* DIRECTIONS FOR THIS TASK
Scan the lines and state how many carry "block". Leave out everything but the number.

Dataset records on visual material
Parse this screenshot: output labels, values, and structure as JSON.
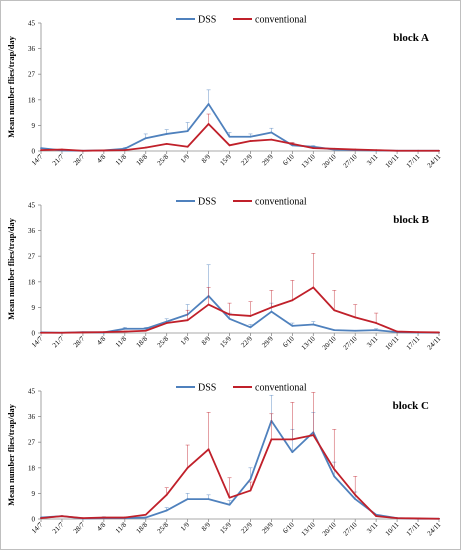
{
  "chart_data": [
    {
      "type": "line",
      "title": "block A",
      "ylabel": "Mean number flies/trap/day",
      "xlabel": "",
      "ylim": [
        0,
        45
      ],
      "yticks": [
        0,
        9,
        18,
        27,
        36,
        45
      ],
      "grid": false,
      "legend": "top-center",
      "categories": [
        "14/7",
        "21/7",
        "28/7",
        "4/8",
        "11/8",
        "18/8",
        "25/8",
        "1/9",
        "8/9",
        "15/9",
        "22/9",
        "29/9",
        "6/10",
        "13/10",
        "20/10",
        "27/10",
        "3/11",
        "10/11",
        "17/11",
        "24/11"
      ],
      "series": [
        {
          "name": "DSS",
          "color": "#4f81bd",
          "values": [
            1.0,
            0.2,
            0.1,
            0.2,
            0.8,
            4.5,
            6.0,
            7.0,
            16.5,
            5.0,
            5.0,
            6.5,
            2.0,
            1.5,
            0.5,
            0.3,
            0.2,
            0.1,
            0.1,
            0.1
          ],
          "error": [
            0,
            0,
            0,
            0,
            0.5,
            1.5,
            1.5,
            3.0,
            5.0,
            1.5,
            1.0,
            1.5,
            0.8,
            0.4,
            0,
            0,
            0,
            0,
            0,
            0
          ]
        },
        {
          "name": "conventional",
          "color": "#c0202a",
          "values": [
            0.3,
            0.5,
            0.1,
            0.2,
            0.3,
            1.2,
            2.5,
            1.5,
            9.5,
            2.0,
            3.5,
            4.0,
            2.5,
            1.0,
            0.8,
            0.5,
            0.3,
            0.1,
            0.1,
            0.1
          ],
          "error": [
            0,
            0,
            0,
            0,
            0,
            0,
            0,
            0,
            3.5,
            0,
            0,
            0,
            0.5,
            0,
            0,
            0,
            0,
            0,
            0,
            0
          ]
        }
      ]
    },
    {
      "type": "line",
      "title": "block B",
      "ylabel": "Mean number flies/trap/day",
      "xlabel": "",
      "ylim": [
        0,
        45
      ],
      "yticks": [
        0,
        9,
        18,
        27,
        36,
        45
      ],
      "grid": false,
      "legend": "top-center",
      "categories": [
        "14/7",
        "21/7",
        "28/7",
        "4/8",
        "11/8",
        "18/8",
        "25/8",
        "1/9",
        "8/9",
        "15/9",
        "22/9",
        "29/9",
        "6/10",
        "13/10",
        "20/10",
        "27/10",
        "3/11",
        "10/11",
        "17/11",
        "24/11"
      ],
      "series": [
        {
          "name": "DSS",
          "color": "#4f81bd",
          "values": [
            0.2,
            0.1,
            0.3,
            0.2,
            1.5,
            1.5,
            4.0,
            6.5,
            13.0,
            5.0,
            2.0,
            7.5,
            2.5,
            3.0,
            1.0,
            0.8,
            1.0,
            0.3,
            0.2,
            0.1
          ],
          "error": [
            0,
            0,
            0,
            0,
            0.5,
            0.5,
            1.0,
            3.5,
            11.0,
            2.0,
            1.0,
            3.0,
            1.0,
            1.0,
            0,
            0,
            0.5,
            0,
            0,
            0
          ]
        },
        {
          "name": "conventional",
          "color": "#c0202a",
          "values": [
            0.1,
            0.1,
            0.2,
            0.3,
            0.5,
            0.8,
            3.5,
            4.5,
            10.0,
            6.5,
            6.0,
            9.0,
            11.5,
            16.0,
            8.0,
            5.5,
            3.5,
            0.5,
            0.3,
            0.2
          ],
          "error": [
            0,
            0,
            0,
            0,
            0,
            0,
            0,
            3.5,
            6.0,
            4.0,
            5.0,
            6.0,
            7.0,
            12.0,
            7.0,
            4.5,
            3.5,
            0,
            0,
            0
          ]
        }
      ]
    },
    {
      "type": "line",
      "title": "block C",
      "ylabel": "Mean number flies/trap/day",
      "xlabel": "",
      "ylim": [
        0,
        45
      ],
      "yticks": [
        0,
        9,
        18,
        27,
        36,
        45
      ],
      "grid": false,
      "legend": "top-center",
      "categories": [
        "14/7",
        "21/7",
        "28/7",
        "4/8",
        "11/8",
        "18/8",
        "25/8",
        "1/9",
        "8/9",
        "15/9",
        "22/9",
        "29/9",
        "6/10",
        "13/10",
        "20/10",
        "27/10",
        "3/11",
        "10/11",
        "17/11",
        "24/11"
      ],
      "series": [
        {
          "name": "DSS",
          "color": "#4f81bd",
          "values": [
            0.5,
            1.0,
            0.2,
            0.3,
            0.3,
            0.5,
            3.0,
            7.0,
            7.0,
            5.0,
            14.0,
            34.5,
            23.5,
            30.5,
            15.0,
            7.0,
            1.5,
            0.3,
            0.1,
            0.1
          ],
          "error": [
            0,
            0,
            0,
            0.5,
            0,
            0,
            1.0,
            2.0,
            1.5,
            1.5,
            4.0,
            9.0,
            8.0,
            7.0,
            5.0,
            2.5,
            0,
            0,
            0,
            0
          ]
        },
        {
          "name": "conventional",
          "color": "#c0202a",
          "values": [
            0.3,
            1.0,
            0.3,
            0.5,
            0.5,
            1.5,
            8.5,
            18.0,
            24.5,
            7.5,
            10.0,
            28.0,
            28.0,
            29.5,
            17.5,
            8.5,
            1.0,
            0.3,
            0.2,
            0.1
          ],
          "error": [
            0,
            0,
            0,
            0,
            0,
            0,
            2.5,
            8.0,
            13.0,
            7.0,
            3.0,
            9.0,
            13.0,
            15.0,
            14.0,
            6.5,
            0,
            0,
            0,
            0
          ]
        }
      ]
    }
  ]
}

* COMPLETE ANSWER
3